• _Scopo del compito_: Ricopia fedelmente il brano sul tradurre, tutto ciò che va da "Per esplorare la" giù fino a "traduzione nell’altra lingua.".

• _Brano mostrato_:
····················

Horizonte Ausgabe 8 Titelkunst
Literarische Stimmen

Tra-Dire-Raccontando
Über-Setzen-Schreiben
Concorso Letterario / Literarischer Schreibwettbewerb 2023

Ilva Fabiani – Sabrina Maag – Birgit Ulmer – Ursula Reuter-Mayring

[deutsche Version]

Nel romanzo Seta di Alessandro Baricco un commerciante di bachi da seta, invaghito di una giovane straniera, riceve da lei un bigliettino. Tanto minuscolo da stare in una mano, il biglietto è tuttavia indecifrabile perché Hervé Joncour, questo il suo nome, non conosce il giapponese. Si reca così dall’unica persona nei paraggi che riesca a tradurlo, Madame Blanche. Dopo alcune ritrosie, la donna lo traduce laconicamente: «Tornate o morirò». Al momento di saldare il conto, la donna aggiunge: «Lasciate perdere. […] Non morirà e voi lo sapete», oltrepassando quella linea sottile che separa la traduzione letterale dalla traslazione di qualcosa di più profondo, di più complesso: un codice amoroso, che Hervé sembra non conoscere.

Madame Blanche è una delle figure più affascinanti del libro per due motivi. È l’unica che può tradurre dal giapponese al francese e viceversa, quindi è il necessario e volubile tramite fra i due mondi. In secondo luogo, però, la donna non è una traduttrice di professione, ma una prostituta, o, più esattamente, una maîtresse. In questa veste ambigua di traduttrice, prostituta, tramite fra due mondi, tra due codici amorosi, Madame Blanche incorpora tutta l’ambivalenza del tradurre-tradire, della fedeltà alla parola o quella al senso.

Per esplorare la potenza narrativa del tradurre all’interno di un’opera letteraria, nel febbraio 2023 abbiamo indetto un concorso letterario al quale potevano concorrere brevi racconti che avessero come protagonisti una traduttrice/un traduttore oppure che tematizzassero l’atto stesso del tradurre. Siamo state molto liete di ricevere numerosi racconti di alto livello letterario, li abbiamo letti tutti con attenzione – grazie infinite alle autrici e agli autori! Due in particolare (uno in italiano e uno in tedesco) si sono distinti per originalità e spessore e la giuria li ha decretati vincitori. In questo numero li presenteremo al pubblico di Horizonte, corredando i racconti con una breve nota biografica e con una traduzione nell’altra lingua.

····················

Righe di un dataset di impaginazione:
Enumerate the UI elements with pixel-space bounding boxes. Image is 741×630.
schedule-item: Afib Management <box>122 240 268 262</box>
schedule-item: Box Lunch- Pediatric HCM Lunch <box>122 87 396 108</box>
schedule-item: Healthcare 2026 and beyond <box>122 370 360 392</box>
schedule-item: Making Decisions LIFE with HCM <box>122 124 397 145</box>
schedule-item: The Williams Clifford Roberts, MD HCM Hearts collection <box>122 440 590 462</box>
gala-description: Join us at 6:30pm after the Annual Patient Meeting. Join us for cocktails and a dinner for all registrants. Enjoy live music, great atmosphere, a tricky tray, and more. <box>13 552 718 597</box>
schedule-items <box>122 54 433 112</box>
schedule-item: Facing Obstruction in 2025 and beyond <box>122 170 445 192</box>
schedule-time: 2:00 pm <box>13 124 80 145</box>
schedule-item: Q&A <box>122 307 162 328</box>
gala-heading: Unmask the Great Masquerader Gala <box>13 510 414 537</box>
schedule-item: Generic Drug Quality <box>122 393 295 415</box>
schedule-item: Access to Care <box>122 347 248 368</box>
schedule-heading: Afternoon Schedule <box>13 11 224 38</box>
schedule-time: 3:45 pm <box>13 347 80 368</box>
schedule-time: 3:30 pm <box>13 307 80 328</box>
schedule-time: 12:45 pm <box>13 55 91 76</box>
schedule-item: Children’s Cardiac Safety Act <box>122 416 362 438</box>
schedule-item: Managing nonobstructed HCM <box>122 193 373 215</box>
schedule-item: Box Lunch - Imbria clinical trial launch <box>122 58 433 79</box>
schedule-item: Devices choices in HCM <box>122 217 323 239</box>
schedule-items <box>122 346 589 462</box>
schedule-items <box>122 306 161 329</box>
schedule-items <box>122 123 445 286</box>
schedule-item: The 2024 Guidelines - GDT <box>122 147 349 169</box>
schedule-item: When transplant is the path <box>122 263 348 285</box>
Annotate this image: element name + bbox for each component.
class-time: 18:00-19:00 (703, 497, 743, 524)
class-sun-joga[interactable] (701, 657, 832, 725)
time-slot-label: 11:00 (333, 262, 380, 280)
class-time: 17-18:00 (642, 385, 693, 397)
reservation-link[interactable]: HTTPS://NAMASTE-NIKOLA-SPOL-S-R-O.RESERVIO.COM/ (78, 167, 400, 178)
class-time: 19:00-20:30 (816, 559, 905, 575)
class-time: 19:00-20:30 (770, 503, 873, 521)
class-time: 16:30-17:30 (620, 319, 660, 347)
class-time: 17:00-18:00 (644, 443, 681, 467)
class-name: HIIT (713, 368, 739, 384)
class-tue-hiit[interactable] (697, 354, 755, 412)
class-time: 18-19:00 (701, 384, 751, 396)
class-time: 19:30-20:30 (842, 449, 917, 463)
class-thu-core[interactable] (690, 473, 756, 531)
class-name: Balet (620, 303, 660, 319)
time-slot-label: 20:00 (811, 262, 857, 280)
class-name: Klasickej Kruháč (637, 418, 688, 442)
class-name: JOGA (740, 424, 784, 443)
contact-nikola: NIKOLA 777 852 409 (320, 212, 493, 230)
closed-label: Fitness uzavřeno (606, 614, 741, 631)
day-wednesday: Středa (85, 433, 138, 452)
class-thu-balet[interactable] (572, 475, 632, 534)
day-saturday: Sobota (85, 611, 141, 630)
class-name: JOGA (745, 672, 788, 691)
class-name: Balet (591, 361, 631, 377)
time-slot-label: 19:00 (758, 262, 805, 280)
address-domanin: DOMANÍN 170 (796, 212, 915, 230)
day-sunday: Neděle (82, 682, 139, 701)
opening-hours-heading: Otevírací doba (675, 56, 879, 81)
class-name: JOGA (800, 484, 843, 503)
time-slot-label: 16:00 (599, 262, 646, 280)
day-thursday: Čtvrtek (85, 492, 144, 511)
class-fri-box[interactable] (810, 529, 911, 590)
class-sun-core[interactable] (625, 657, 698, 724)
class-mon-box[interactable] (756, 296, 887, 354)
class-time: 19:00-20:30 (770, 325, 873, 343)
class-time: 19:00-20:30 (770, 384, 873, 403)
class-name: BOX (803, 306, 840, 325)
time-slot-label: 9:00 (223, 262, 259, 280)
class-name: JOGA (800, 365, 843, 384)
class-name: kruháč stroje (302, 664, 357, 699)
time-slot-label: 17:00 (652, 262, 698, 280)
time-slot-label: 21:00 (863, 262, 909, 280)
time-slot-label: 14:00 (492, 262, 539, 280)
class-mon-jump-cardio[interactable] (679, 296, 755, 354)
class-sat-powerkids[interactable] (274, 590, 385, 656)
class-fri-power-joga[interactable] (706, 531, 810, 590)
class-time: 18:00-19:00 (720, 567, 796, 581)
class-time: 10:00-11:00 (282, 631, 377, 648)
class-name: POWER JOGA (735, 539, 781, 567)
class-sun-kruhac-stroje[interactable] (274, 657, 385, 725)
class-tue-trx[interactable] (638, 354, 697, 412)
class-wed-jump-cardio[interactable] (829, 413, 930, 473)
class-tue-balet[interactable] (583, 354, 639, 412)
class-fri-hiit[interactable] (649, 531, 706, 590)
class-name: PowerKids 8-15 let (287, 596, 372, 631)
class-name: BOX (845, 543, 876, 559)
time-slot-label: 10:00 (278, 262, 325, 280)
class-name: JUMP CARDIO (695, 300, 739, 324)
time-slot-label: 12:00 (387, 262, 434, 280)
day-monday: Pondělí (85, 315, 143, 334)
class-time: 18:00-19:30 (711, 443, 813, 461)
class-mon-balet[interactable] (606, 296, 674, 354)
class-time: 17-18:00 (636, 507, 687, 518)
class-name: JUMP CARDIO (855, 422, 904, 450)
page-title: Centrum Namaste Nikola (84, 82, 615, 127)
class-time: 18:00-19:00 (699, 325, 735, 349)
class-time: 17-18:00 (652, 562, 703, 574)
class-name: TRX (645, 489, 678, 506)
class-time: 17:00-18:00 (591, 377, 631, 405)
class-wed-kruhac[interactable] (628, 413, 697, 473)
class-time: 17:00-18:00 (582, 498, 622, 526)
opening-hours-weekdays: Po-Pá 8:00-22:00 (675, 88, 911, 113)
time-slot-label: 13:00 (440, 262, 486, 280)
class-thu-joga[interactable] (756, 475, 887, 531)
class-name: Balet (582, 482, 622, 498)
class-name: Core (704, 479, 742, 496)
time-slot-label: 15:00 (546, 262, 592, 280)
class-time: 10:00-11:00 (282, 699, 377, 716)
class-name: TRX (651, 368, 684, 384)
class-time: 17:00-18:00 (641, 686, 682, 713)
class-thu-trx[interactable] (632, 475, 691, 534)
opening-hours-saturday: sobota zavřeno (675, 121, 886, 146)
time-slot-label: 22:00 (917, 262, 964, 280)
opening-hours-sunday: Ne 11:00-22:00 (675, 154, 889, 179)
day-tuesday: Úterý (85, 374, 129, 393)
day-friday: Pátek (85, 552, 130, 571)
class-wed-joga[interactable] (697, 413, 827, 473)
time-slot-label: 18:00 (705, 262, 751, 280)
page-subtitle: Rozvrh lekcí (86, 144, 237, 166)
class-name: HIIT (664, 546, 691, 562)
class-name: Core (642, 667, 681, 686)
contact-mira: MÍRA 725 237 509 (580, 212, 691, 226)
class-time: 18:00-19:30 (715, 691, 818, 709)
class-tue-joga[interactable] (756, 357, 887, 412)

····················

• _Problema risolto_:
Per esplorare la potenza narrativa del tradurre all’interno di un’opera letteraria, nel febbraio 2023 abbiamo indetto un concorso letterario al quale potevano concorrere brevi racconti che avessero come protagonisti una traduttrice/un traduttore oppure che tematizzassero l’atto stesso del tradurre. Siamo state molto liete di ricevere numerosi racconti di alto livello letterario, li abbiamo letti tutti con attenzione – grazie infinite alle autrici e agli autori! Due in particolare (uno in italiano e uno in tedesco) si sono distinti per originalità e spessore e la giuria li ha decretati vincitori. In questo numero li presenteremo al pubblico di Horizonte, corredando i racconti con una breve nota biografica e con una traduzione nell’altra lingua.